▶ _Job_
Find the lines of data that contain the string "minore", then list them.

### Exercise data ###

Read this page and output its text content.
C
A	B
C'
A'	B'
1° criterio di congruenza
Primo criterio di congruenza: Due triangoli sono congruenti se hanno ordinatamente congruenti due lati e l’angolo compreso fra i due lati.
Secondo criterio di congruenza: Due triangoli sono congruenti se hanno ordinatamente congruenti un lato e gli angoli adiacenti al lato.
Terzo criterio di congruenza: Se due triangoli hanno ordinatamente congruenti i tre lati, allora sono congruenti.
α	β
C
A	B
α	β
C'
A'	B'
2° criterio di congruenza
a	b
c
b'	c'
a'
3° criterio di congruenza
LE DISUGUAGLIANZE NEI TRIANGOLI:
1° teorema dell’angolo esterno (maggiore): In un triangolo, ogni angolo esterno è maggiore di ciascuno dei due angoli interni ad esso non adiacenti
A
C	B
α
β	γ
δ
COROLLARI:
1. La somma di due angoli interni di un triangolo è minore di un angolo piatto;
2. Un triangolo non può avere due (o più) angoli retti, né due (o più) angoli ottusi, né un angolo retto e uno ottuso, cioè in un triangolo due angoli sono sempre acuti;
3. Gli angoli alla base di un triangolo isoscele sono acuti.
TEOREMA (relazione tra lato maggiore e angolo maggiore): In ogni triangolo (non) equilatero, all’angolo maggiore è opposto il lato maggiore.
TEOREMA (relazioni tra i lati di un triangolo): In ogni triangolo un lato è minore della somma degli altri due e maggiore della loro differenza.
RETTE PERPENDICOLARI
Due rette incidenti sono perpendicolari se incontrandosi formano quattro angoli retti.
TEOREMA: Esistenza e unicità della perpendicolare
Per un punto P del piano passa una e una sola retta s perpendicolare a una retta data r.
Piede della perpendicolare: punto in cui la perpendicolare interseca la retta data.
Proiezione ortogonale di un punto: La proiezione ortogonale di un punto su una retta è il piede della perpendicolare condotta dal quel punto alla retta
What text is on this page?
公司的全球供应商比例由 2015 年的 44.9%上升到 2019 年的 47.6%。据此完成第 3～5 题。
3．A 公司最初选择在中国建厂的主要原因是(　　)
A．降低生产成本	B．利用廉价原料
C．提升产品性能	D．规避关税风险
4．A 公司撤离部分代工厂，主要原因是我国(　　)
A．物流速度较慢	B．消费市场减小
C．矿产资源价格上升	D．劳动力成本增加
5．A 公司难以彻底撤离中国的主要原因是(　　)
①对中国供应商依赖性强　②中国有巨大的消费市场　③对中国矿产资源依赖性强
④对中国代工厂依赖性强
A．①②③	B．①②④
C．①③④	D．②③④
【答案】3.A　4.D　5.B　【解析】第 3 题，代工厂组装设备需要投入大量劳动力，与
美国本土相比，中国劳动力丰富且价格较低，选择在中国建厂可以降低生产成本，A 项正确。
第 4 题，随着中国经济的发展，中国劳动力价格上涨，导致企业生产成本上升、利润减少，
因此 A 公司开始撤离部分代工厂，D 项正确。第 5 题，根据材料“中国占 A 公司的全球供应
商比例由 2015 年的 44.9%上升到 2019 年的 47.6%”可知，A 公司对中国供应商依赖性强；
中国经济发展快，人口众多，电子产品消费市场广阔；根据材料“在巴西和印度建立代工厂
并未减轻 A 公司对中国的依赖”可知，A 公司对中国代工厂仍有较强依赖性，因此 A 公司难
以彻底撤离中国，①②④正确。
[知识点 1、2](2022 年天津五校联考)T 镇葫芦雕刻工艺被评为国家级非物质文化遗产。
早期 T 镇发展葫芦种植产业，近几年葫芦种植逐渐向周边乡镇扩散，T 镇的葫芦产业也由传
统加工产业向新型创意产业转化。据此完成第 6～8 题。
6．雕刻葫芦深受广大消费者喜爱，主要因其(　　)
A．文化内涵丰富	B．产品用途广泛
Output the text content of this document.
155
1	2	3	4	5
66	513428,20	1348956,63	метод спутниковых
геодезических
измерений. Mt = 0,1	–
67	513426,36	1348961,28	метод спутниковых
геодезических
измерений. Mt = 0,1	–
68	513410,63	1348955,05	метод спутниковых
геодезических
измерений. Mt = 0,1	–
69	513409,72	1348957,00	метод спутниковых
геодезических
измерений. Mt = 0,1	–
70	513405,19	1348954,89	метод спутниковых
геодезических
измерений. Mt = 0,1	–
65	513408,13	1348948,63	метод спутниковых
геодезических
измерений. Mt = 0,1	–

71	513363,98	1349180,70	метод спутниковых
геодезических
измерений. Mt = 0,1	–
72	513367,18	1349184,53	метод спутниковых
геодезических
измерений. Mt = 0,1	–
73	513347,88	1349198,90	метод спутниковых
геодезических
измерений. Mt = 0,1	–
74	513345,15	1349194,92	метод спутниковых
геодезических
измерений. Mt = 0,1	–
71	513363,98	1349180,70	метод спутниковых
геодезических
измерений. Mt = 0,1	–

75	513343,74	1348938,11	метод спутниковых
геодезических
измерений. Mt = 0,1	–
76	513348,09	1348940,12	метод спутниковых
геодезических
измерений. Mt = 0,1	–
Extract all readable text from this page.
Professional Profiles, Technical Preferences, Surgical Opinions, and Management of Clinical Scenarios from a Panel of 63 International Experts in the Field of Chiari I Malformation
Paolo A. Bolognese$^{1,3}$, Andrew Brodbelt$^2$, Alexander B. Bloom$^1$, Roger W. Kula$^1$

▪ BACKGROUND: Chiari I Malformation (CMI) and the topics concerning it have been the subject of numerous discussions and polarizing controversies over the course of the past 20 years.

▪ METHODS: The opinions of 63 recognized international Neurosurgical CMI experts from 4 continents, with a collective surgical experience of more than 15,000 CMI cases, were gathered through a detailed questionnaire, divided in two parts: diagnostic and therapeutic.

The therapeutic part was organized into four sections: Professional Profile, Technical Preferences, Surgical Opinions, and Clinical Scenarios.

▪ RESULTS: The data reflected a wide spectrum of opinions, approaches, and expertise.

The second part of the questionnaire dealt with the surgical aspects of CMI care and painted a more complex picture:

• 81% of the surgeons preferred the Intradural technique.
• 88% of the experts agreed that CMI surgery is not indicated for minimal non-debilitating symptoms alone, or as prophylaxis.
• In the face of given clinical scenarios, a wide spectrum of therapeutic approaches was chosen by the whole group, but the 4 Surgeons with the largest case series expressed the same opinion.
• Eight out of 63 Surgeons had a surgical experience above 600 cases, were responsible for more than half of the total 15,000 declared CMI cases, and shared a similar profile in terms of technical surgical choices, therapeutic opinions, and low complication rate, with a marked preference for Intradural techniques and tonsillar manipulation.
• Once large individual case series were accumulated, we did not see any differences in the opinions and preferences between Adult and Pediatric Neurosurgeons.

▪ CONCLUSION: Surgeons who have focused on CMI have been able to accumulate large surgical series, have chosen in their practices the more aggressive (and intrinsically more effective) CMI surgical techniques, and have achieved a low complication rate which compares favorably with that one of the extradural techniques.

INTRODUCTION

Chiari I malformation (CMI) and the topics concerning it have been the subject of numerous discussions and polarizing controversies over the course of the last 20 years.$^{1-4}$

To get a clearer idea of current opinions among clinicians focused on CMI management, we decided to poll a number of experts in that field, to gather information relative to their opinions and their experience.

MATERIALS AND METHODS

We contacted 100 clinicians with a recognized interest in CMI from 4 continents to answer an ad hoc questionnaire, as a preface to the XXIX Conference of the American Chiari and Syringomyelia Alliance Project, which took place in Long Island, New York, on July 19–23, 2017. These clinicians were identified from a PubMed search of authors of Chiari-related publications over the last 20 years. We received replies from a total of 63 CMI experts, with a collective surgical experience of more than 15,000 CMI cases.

###

▶ _Finished exercise_
1. La somma di due angoli interni di un triangolo è minore di un angolo piatto;
TEOREMA (relazioni tra i lati di un triangolo): In ogni triangolo un lato è minore della somma degli altri due e maggiore della loro differenza.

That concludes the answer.